▶ **OBJECTIVE**
Make an exact copy of the lines, leaving the pictures out.

▶ **DATASET EXCERPTS**

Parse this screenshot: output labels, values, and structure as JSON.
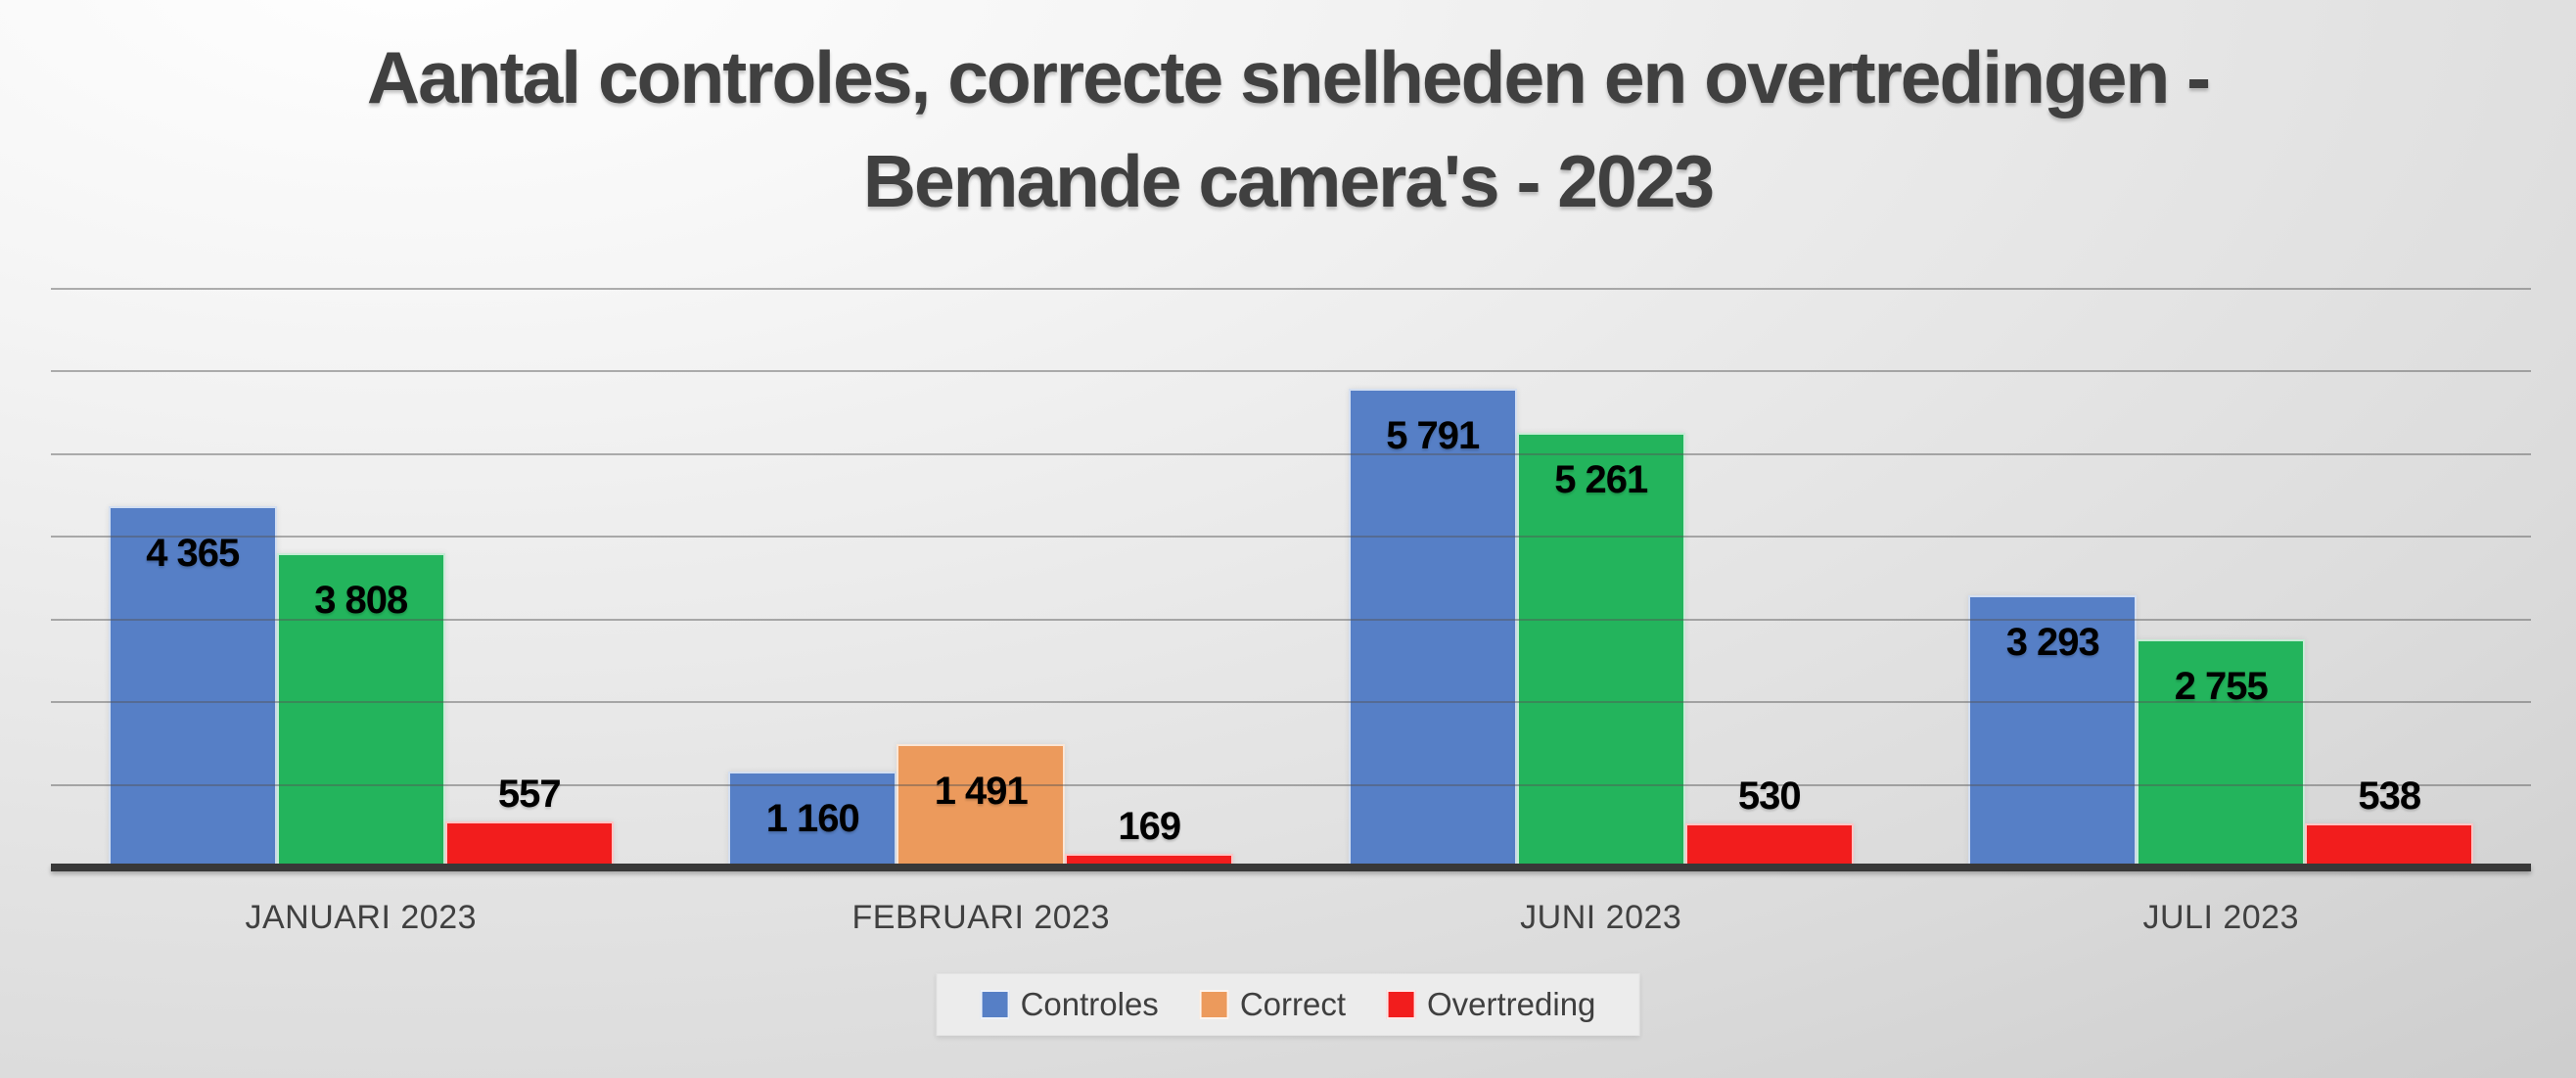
{
  "title": {
    "line1": "Aantal controles, correcte snelheden en overtredingen -",
    "line2": "Bemande camera's - 2023"
  },
  "chart_data": {
    "type": "bar",
    "title": "Aantal controles, correcte snelheden en overtredingen - Bemande camera's - 2023",
    "categories": [
      "JANUARI 2023",
      "FEBRUARI 2023",
      "JUNI 2023",
      "JULI 2023"
    ],
    "series": [
      {
        "name": "Controles",
        "color": "#567FC6",
        "values": [
          4365,
          1160,
          5791,
          3293
        ],
        "labels": [
          "4 365",
          "1 160",
          "5 791",
          "3 293"
        ]
      },
      {
        "name": "Correct",
        "color": "#EC9A5C",
        "point_colors": [
          "#23B45C",
          "#EC9A5C",
          "#23B45C",
          "#23B45C"
        ],
        "values": [
          3808,
          1491,
          5261,
          2755
        ],
        "labels": [
          "3 808",
          "1 491",
          "5 261",
          "2 755"
        ]
      },
      {
        "name": "Overtreding",
        "color": "#F21D1D",
        "values": [
          557,
          169,
          530,
          538
        ],
        "labels": [
          "557",
          "169",
          "530",
          "538"
        ]
      }
    ],
    "xlabel": "",
    "ylabel": "",
    "ylim": [
      0,
      7000
    ],
    "gridline_step": 1000,
    "grid": true,
    "legend_position": "bottom",
    "data_label_style": "inside-end-bold-black",
    "axis_line_color": "#383838",
    "text_color": "#404040"
  }
}
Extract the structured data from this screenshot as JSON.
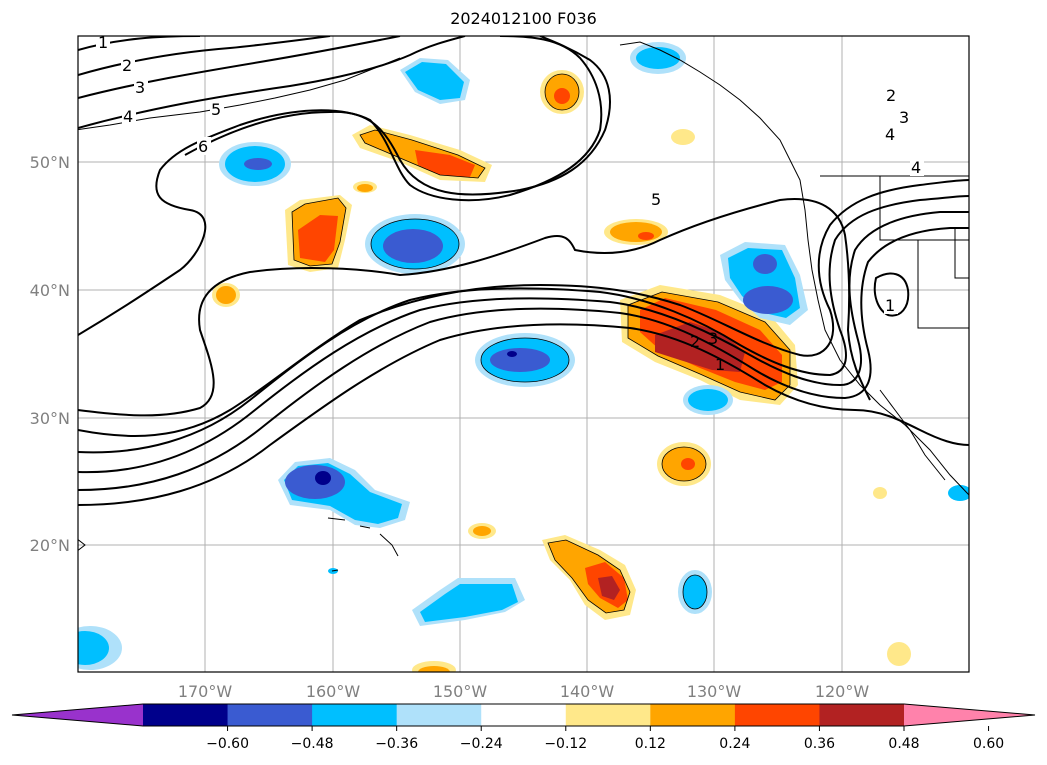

▶ **FINISHED TASK**
Parse this screenshot: output labels, values, and structure as JSON.
{
  "title": {
    "line1": "Aantal controles, correcte snelheden en overtredingen -",
    "line2": "Bemande camera's - 2023"
  },
  "chart_data": {
    "type": "bar",
    "title": "Aantal controles, correcte snelheden en overtredingen - Bemande camera's - 2023",
    "categories": [
      "JANUARI 2023",
      "FEBRUARI 2023",
      "JUNI 2023",
      "JULI 2023"
    ],
    "series": [
      {
        "name": "Controles",
        "color": "#567FC6",
        "values": [
          4365,
          1160,
          5791,
          3293
        ],
        "labels": [
          "4 365",
          "1 160",
          "5 791",
          "3 293"
        ]
      },
      {
        "name": "Correct",
        "color": "#EC9A5C",
        "point_colors": [
          "#23B45C",
          "#EC9A5C",
          "#23B45C",
          "#23B45C"
        ],
        "values": [
          3808,
          1491,
          5261,
          2755
        ],
        "labels": [
          "3 808",
          "1 491",
          "5 261",
          "2 755"
        ]
      },
      {
        "name": "Overtreding",
        "color": "#F21D1D",
        "values": [
          557,
          169,
          530,
          538
        ],
        "labels": [
          "557",
          "169",
          "530",
          "538"
        ]
      }
    ],
    "xlabel": "",
    "ylabel": "",
    "ylim": [
      0,
      7000
    ],
    "gridline_step": 1000,
    "grid": true,
    "legend_position": "bottom",
    "data_label_style": "inside-end-bold-black",
    "axis_line_color": "#383838",
    "text_color": "#404040"
  }
}
Extract the structured data from this screenshot as JSON.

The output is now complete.